Data supplied >>
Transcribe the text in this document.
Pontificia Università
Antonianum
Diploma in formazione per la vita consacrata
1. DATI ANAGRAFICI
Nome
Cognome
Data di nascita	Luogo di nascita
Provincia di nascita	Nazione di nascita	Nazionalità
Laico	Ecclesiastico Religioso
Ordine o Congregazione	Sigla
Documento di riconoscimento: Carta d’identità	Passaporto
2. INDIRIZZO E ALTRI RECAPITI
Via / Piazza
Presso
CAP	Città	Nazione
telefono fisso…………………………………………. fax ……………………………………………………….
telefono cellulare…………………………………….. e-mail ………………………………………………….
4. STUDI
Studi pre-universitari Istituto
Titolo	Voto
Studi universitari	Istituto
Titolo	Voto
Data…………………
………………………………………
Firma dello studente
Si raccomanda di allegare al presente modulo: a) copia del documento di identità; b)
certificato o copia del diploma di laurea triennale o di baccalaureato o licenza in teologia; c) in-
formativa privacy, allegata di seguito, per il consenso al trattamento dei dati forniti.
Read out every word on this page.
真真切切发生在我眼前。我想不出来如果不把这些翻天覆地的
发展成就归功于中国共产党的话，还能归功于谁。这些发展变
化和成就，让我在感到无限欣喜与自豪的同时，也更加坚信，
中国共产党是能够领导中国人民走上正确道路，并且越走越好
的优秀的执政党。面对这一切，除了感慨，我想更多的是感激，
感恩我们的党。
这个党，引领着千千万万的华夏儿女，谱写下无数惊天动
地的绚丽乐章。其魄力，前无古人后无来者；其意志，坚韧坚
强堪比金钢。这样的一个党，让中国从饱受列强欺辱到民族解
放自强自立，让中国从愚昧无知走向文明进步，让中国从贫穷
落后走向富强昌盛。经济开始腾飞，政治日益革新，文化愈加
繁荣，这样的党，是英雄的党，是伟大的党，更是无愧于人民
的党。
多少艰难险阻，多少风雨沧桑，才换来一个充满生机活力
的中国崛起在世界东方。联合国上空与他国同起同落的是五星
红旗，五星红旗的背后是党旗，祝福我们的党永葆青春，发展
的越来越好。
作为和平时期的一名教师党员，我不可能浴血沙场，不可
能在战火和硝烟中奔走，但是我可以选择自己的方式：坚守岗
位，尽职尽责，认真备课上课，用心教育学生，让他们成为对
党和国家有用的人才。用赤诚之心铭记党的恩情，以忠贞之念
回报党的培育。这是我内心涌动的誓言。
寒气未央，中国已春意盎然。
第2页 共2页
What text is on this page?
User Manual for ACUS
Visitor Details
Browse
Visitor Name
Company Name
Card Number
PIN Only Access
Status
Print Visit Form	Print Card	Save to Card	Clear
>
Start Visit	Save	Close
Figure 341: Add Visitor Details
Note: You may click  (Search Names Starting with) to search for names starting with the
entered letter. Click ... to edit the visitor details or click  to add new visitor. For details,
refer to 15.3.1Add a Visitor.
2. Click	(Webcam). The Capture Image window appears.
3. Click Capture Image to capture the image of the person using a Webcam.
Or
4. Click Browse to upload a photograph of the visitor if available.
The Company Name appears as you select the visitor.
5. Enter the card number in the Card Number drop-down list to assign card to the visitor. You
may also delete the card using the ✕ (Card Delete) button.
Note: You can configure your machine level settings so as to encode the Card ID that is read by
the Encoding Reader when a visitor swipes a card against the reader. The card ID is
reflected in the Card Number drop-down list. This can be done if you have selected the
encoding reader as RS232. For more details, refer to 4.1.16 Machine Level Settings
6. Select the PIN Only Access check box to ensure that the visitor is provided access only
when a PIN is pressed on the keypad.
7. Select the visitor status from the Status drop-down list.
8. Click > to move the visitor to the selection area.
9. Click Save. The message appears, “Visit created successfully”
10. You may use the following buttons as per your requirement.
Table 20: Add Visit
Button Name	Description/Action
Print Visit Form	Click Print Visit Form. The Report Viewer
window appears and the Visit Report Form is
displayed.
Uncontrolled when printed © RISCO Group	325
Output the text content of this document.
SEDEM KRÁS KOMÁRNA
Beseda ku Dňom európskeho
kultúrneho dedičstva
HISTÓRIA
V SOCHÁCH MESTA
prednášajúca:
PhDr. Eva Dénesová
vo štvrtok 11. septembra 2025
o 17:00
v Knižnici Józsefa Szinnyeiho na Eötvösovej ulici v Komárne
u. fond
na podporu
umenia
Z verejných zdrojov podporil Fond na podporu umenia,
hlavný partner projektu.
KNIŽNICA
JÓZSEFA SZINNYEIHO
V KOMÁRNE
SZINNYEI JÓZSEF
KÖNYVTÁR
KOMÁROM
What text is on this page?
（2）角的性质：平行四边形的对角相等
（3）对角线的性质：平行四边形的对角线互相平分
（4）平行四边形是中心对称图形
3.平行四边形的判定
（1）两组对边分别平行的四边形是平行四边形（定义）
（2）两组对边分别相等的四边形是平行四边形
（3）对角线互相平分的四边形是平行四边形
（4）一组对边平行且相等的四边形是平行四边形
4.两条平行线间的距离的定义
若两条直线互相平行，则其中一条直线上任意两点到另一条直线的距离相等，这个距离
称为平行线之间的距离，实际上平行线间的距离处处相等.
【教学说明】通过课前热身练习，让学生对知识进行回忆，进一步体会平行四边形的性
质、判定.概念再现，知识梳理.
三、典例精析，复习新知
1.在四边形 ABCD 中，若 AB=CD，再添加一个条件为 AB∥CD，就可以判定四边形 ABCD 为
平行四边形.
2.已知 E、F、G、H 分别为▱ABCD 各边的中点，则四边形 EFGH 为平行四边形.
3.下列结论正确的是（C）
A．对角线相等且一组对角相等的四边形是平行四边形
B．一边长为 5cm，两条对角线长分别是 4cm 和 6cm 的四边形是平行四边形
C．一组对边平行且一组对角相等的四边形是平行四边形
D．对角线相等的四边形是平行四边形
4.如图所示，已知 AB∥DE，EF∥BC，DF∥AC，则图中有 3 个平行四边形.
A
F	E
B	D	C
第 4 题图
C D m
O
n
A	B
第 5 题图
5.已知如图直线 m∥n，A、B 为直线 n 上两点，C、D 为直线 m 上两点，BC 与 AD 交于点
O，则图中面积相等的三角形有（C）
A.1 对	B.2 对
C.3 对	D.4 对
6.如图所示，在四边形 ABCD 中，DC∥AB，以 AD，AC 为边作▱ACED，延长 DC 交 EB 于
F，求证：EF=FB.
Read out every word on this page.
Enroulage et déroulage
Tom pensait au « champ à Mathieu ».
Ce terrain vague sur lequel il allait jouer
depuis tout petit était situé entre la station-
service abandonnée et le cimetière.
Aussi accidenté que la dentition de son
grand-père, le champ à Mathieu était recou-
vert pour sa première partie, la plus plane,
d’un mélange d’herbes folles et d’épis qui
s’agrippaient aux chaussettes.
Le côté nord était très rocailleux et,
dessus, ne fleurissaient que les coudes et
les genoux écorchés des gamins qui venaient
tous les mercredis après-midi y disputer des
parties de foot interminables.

Written task >> From the listing above, copy all lines holding the word "appears".

Answer to this task >>
2. Click	(Webcam). The Capture Image window appears.
The Company Name appears as you select the visitor.
9. Click Save. The message appears, “Visit created successfully”
window appears and the Visit Report Form is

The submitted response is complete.